**DIRECTIONS**
Copy the records verbatim, starting at the line that contains "Give bounding boxes" and stopping after the line that contains "1376, 839, 1380]". Omit the pictures from your copy.

**SUPPLIED DATA**
--------------------------------

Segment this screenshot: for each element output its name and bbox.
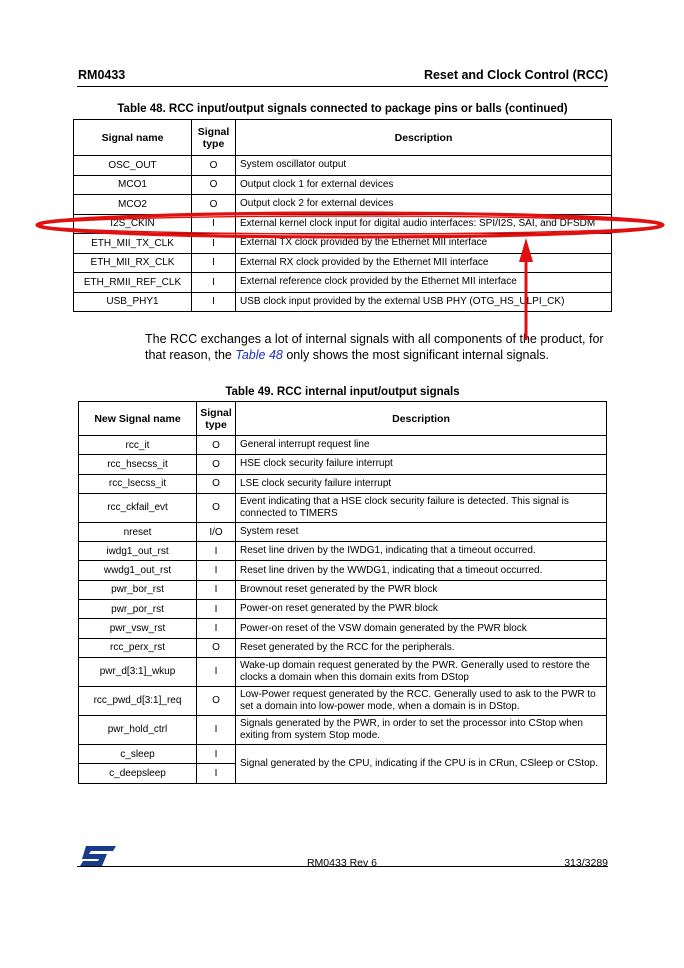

--------------------------------

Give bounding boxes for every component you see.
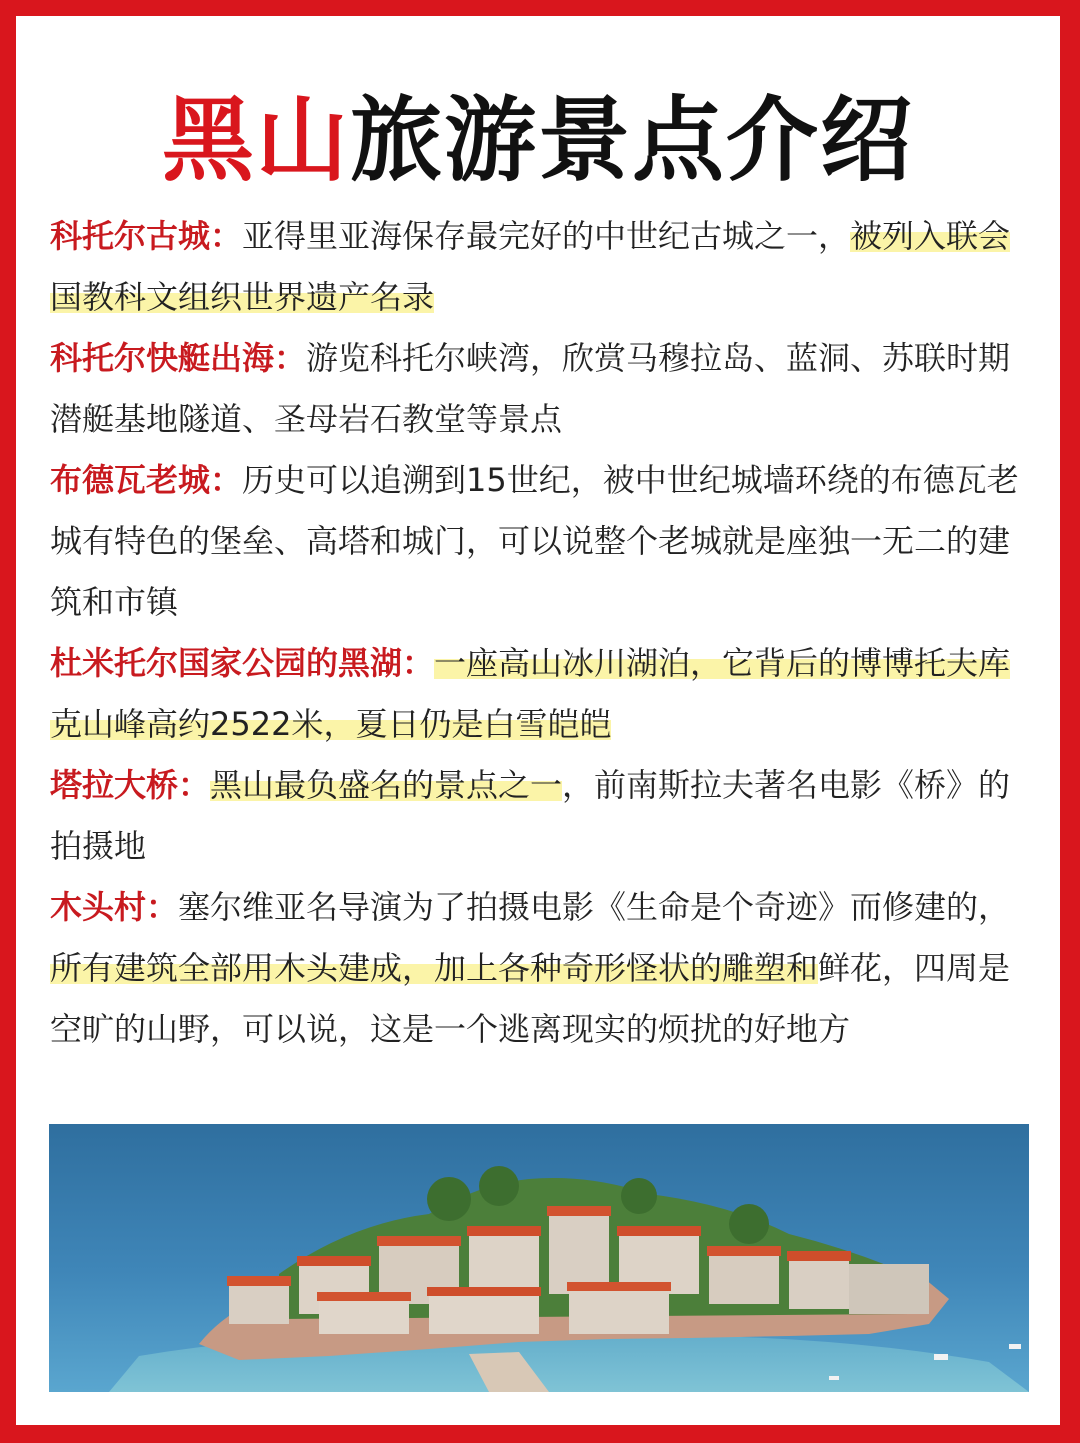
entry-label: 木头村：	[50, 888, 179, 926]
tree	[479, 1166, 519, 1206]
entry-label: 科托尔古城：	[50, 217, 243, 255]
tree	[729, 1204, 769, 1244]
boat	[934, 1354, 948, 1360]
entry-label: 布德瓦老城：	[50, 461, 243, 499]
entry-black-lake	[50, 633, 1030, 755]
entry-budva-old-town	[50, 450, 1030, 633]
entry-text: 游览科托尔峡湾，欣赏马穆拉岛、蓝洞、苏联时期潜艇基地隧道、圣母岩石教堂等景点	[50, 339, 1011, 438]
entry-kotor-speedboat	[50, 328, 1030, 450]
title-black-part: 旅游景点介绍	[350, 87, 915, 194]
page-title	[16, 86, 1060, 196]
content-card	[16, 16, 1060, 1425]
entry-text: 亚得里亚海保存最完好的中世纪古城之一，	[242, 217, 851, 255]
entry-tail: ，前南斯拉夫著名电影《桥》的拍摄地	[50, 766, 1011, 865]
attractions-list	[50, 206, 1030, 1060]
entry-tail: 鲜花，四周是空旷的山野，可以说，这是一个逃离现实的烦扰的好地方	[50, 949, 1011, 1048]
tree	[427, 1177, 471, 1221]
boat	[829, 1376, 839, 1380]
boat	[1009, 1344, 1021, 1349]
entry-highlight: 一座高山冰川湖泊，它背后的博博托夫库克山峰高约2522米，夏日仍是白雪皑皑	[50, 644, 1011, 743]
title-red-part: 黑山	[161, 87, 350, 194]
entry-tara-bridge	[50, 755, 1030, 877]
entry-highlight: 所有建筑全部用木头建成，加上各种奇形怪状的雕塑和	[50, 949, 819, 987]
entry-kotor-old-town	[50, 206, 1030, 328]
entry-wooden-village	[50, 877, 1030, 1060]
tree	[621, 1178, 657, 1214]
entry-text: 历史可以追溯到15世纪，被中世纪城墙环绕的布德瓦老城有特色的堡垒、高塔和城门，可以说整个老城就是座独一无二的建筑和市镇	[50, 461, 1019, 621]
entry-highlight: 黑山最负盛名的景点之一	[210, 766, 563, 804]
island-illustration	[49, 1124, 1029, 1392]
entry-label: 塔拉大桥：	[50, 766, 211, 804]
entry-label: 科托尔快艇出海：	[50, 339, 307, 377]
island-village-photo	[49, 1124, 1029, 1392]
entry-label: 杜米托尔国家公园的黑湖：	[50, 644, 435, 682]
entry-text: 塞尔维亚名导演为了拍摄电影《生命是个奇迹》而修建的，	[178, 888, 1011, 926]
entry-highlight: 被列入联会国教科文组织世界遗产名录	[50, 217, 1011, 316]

--------------------------------

**SOLUTION FOR THIS EXERCISE**
Give bounding boxes for every component you see.
entry-label: 木头村：	[50, 888, 179, 926]
tree	[479, 1166, 519, 1206]
entry-label: 科托尔古城：	[50, 217, 243, 255]
tree	[729, 1204, 769, 1244]
boat	[934, 1354, 948, 1360]
entry-label: 布德瓦老城：	[50, 461, 243, 499]
entry-black-lake	[50, 633, 1030, 755]
entry-budva-old-town	[50, 450, 1030, 633]
entry-text: 游览科托尔峡湾，欣赏马穆拉岛、蓝洞、苏联时期潜艇基地隧道、圣母岩石教堂等景点	[50, 339, 1011, 438]
entry-kotor-speedboat	[50, 328, 1030, 450]
title-black-part: 旅游景点介绍	[350, 87, 915, 194]
page-title	[16, 86, 1060, 196]
content-card	[16, 16, 1060, 1425]
entry-text: 亚得里亚海保存最完好的中世纪古城之一，	[242, 217, 851, 255]
entry-tail: ，前南斯拉夫著名电影《桥》的拍摄地	[50, 766, 1011, 865]
attractions-list	[50, 206, 1030, 1060]
entry-tail: 鲜花，四周是空旷的山野，可以说，这是一个逃离现实的烦扰的好地方	[50, 949, 1011, 1048]
tree	[427, 1177, 471, 1221]
boat	[829, 1376, 839, 1380]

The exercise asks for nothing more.